# START OF Provided data
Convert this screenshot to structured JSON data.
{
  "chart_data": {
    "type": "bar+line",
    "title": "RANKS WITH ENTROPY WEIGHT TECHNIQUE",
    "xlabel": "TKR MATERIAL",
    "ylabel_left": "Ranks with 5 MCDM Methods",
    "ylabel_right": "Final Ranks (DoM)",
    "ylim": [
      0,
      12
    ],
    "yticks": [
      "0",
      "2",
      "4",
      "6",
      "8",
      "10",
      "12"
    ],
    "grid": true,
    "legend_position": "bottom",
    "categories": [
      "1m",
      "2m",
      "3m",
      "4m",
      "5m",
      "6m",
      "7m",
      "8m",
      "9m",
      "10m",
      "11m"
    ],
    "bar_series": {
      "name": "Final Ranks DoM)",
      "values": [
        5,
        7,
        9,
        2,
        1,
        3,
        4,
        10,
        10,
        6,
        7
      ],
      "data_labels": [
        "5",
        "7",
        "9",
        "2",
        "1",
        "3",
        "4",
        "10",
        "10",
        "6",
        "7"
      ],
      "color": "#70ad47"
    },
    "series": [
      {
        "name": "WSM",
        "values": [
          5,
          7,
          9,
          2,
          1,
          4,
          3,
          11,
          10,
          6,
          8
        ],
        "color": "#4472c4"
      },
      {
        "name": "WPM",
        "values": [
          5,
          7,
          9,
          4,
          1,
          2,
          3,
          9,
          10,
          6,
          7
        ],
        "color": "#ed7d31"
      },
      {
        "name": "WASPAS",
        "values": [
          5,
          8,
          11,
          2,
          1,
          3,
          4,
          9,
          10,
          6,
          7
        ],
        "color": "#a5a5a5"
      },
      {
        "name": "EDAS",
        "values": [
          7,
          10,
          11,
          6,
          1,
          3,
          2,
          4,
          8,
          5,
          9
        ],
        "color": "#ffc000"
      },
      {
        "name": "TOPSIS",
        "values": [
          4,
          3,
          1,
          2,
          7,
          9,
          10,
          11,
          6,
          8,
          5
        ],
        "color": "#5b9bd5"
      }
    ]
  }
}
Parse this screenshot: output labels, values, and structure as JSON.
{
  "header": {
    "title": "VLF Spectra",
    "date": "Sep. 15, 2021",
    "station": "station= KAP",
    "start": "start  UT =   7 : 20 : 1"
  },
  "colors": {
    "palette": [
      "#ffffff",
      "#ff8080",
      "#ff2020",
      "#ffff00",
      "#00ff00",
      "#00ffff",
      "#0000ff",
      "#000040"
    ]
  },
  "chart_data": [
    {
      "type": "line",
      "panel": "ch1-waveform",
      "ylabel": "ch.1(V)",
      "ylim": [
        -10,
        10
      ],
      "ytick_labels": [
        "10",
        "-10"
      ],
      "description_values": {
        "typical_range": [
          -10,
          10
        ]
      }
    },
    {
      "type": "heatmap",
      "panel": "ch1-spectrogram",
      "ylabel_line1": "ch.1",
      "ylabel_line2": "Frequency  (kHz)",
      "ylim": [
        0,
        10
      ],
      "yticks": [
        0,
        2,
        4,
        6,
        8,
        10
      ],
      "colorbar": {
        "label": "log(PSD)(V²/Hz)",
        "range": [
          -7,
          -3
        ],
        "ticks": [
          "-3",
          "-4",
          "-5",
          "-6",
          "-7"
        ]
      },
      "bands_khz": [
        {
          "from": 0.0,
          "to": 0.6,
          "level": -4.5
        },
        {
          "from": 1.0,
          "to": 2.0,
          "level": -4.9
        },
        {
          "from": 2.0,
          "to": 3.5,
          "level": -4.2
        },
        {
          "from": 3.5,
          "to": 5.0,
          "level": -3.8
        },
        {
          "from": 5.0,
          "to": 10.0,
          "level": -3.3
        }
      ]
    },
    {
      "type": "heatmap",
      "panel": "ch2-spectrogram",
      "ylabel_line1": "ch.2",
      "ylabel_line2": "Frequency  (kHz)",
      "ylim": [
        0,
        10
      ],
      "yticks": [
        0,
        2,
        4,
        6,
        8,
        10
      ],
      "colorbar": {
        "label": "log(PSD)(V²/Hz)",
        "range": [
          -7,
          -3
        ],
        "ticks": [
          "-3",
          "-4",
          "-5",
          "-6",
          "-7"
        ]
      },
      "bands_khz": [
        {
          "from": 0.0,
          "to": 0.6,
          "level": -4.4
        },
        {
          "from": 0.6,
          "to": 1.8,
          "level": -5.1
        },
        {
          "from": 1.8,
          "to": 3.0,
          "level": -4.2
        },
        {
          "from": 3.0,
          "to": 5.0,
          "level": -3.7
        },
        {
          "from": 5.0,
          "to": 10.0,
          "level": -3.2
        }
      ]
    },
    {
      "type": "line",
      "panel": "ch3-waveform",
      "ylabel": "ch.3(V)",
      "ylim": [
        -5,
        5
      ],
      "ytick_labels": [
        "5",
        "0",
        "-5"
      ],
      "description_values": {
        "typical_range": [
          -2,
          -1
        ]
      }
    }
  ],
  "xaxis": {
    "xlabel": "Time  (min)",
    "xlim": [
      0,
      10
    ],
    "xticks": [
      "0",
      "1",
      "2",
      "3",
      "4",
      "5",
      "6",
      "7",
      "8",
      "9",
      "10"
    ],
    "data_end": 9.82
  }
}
# END OF Provided data
Copy out every line with the word "Final".

    "ylabel_right": "Final Ranks (DoM)",
      "name": "Final Ranks DoM)",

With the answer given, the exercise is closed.